▶ Objective
Output exactly the lines from the line with "Read out every word on this page." through the end of the records below. Include nothing else.
--- start Listed records ---
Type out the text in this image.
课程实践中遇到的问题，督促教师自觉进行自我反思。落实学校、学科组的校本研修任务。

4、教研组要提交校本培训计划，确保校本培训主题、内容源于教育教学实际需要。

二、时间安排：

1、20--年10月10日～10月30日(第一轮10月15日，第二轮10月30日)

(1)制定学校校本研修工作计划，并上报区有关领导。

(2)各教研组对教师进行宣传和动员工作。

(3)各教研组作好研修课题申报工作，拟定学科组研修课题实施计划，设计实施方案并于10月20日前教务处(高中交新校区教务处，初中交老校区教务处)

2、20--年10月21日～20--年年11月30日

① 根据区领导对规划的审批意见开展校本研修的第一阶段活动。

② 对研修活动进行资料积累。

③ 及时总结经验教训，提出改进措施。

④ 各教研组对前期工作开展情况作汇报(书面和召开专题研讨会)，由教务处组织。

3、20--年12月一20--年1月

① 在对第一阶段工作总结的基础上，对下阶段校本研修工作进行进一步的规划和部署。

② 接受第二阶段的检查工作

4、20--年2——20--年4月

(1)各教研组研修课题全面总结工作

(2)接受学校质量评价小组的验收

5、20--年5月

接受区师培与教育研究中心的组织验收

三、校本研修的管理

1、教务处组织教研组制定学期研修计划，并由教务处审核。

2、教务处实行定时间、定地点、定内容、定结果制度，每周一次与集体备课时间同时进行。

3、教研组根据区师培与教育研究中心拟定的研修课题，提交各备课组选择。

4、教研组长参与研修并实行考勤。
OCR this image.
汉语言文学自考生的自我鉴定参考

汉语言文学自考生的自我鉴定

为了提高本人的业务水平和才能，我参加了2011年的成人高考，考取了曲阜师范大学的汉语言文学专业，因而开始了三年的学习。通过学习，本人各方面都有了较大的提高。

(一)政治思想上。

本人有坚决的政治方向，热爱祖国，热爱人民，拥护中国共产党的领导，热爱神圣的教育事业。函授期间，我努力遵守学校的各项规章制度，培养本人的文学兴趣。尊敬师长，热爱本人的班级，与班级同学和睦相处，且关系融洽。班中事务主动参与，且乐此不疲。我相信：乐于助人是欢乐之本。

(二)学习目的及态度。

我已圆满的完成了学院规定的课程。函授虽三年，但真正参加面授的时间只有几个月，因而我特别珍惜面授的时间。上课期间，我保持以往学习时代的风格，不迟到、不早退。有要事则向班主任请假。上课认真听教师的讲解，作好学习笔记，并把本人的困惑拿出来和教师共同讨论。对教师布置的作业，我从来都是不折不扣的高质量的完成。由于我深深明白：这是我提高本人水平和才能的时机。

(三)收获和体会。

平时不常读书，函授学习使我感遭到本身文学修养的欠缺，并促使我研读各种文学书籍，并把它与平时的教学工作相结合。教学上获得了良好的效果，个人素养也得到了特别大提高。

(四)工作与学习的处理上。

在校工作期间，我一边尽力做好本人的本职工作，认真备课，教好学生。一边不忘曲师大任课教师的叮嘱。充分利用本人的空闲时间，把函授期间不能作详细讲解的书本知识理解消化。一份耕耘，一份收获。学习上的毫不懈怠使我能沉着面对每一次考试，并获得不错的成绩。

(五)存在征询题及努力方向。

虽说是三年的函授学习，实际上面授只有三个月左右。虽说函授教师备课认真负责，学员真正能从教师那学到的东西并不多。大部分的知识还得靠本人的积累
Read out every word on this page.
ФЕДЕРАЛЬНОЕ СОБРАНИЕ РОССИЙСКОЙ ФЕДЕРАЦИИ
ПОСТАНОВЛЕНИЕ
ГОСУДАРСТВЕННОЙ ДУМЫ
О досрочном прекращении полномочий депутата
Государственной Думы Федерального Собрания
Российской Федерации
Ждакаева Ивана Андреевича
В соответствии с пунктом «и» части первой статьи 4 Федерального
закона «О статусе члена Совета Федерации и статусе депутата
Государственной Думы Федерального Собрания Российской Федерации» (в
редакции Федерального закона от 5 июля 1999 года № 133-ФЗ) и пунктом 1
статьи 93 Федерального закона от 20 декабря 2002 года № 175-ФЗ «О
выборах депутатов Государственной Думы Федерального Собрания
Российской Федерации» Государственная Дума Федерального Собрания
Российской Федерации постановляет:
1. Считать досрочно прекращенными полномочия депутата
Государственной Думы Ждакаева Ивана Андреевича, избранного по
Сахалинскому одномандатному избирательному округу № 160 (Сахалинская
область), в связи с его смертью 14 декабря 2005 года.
--- end Listed records ---
▶ Correct result
Read out every word on this page.
ФЕДЕРАЛЬНОЕ СОБРАНИЕ РОССИЙСКОЙ ФЕДЕРАЦИИ
ПОСТАНОВЛЕНИЕ
ГОСУДАРСТВЕННОЙ ДУМЫ
О досрочном прекращении полномочий депутата
Государственной Думы Федерального Собрания
Российской Федерации
Ждакаева Ивана Андреевича
В соответствии с пунктом «и» части первой статьи 4 Федерального
закона «О статусе члена Совета Федерации и статусе депутата
Государственной Думы Федерального Собрания Российской Федерации» (в
редакции Федерального закона от 5 июля 1999 года № 133-ФЗ) и пунктом 1
статьи 93 Федерального закона от 20 декабря 2002 года № 175-ФЗ «О
выборах депутатов Государственной Думы Федерального Собрания
Российской Федерации» Государственная Дума Федерального Собрания
Российской Федерации постановляет:
1. Считать досрочно прекращенными полномочия депутата
Государственной Думы Ждакаева Ивана Андреевича, избранного по
Сахалинскому одномандатному избирательному округу № 160 (Сахалинская
область), в связи с его смертью 14 декабря 2005 года.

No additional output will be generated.